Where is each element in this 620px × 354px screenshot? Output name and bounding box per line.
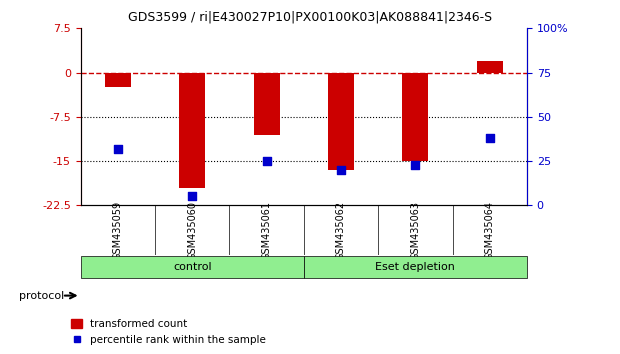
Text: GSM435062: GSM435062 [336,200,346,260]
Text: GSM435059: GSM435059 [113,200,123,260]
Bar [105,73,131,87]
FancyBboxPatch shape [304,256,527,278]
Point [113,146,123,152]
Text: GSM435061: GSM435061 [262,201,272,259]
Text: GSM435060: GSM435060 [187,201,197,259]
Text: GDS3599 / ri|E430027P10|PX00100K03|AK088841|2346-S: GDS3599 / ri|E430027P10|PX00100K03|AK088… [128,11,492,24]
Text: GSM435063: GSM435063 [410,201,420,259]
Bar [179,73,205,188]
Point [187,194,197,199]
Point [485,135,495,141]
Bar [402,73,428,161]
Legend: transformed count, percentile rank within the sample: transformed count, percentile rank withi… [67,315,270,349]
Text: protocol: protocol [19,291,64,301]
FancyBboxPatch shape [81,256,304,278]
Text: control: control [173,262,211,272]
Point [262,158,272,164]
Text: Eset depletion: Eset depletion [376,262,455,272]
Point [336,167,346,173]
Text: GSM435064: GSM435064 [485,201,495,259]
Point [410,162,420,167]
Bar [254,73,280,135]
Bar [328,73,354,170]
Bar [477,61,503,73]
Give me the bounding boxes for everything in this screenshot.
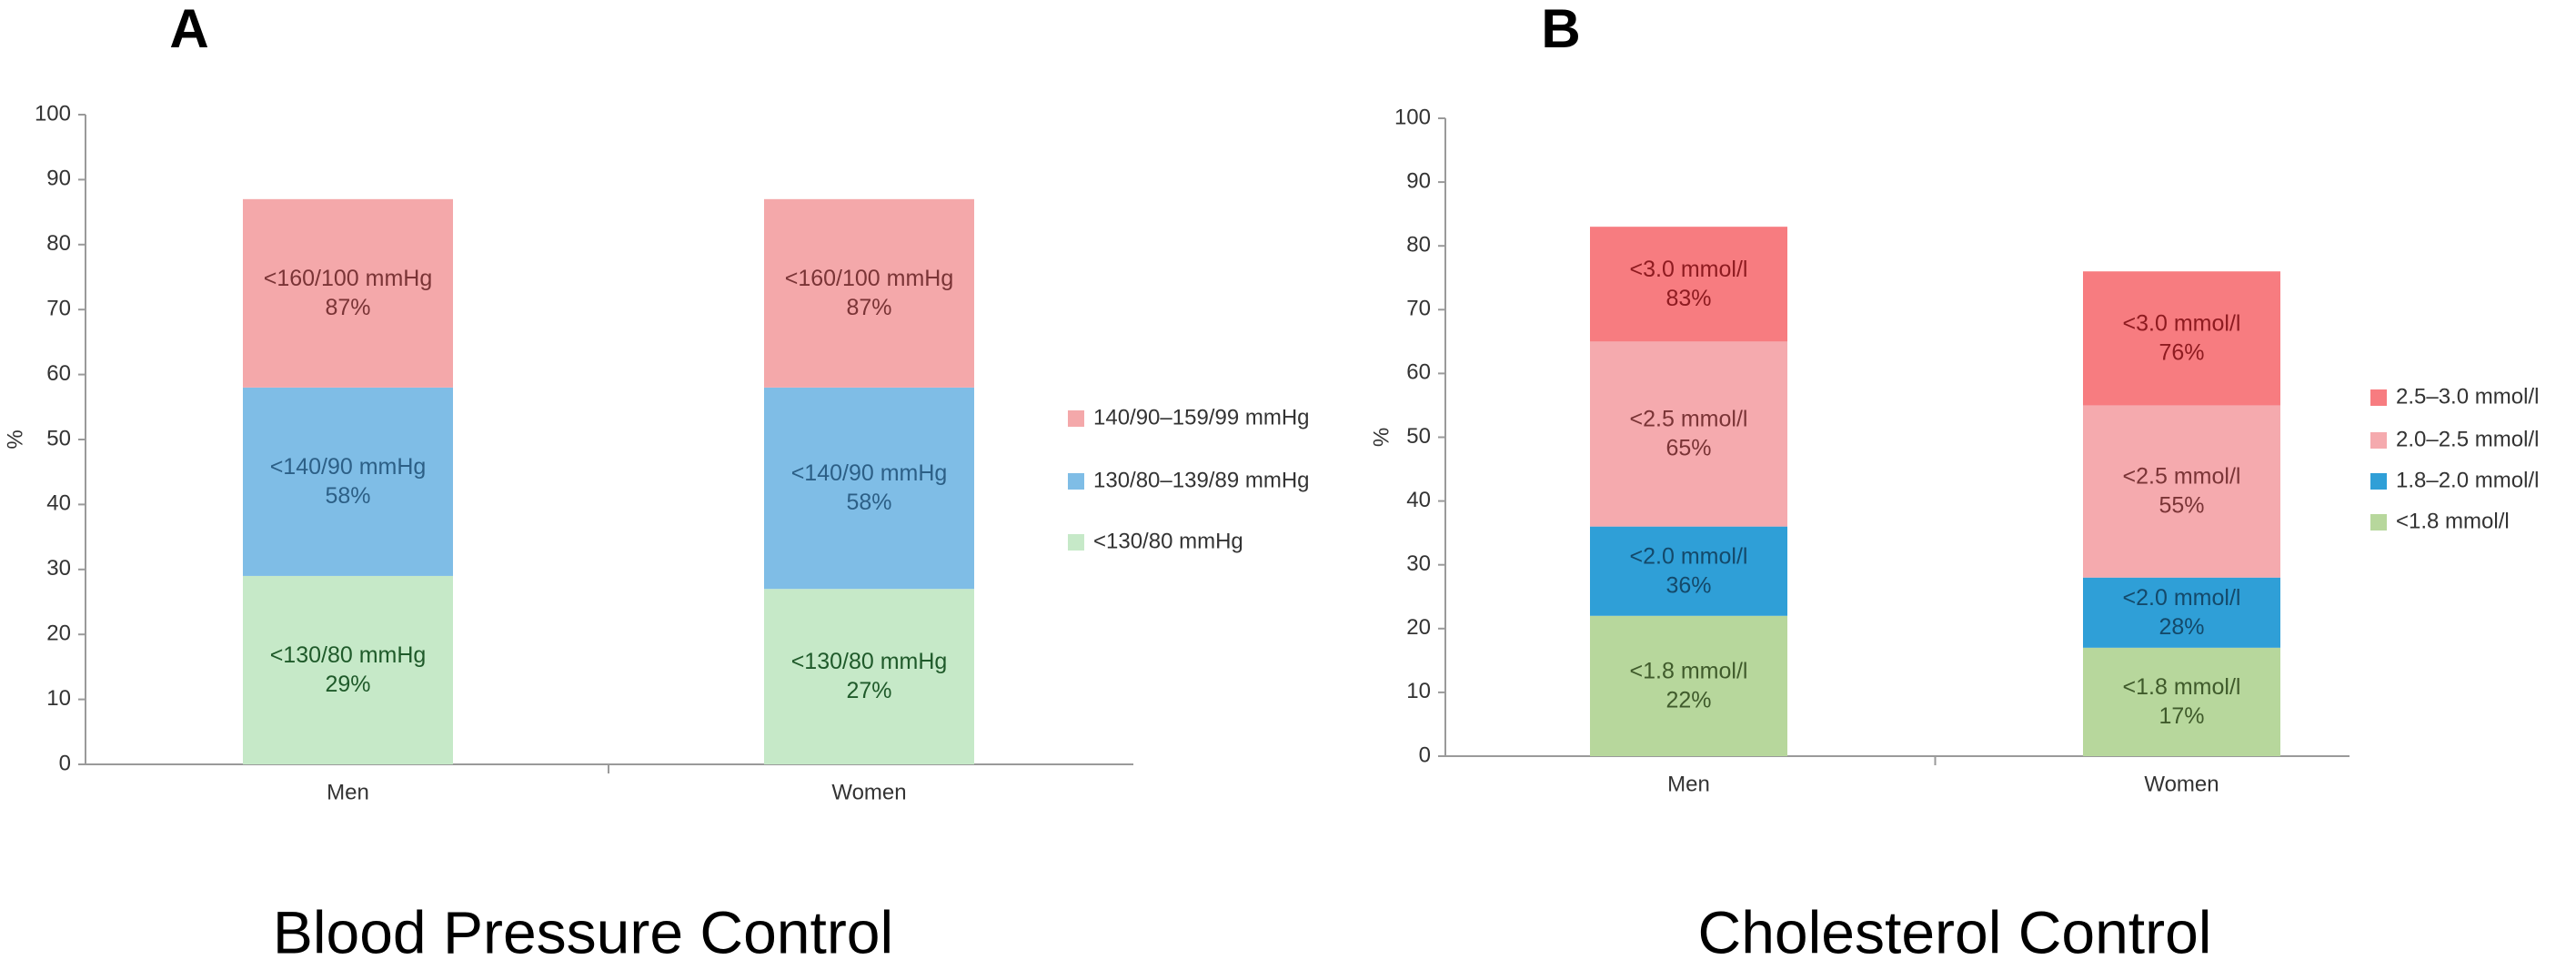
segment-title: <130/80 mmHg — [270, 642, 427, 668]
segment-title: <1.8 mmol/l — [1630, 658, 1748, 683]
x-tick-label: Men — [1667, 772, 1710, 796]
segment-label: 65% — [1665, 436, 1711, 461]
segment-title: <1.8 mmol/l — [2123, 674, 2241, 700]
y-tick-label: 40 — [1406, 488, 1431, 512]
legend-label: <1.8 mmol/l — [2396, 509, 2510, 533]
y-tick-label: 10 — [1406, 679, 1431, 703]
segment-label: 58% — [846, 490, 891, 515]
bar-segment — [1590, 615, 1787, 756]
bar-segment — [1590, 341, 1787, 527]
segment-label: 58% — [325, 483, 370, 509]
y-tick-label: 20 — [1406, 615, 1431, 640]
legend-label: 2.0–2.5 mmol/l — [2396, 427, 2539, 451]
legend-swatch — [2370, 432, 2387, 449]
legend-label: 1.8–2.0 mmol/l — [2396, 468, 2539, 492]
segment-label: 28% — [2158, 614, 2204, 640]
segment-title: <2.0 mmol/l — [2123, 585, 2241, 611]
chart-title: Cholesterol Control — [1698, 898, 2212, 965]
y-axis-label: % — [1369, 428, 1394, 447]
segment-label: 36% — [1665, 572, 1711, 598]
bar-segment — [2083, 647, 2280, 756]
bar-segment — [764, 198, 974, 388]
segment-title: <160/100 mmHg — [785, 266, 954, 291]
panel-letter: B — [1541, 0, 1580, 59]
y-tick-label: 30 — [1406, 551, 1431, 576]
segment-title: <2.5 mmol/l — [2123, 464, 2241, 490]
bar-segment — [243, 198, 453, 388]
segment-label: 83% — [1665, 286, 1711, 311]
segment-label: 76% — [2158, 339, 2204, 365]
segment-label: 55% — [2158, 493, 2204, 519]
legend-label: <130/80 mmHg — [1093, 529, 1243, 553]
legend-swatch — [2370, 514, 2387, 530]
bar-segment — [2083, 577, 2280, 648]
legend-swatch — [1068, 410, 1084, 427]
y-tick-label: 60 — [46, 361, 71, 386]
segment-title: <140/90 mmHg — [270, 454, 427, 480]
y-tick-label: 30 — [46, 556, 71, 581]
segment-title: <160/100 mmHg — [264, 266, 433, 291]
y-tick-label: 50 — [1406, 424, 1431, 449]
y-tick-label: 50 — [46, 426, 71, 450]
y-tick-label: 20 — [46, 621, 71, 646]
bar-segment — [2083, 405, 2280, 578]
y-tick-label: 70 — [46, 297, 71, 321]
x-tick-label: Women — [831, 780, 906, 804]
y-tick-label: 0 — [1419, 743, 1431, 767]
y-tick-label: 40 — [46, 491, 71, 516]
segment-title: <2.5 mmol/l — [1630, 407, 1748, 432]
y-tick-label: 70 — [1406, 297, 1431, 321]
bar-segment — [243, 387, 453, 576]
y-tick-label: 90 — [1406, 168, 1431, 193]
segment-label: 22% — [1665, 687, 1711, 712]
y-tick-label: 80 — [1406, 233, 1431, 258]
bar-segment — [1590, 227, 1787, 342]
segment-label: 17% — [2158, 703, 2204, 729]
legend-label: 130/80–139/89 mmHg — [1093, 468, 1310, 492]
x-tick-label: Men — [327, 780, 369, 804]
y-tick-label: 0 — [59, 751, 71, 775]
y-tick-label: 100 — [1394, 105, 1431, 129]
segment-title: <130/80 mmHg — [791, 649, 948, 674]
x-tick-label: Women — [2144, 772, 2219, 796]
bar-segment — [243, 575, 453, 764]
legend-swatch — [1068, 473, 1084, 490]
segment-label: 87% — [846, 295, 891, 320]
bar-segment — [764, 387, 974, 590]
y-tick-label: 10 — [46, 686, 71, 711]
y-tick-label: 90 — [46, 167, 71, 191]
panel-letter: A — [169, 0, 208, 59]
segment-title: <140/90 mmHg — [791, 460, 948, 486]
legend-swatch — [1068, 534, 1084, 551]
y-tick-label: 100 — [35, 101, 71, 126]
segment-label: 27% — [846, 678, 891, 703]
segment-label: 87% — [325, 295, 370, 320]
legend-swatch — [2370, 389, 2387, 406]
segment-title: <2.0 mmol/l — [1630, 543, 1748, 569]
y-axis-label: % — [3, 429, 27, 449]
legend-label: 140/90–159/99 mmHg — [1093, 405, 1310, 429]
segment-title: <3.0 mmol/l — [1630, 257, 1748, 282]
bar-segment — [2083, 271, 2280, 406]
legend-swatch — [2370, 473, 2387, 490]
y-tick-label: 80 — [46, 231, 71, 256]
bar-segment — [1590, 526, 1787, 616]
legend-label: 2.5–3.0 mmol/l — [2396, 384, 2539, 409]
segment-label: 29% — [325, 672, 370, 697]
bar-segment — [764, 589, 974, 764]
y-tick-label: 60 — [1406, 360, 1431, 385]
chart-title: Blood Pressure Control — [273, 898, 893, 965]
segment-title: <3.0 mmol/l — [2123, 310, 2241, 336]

────────────────────────────────────────

Show each line in the entries above that contains the string "panel".

panel-letter: B — [1541, 0, 1580, 59]
panel-letter: A — [169, 0, 208, 59]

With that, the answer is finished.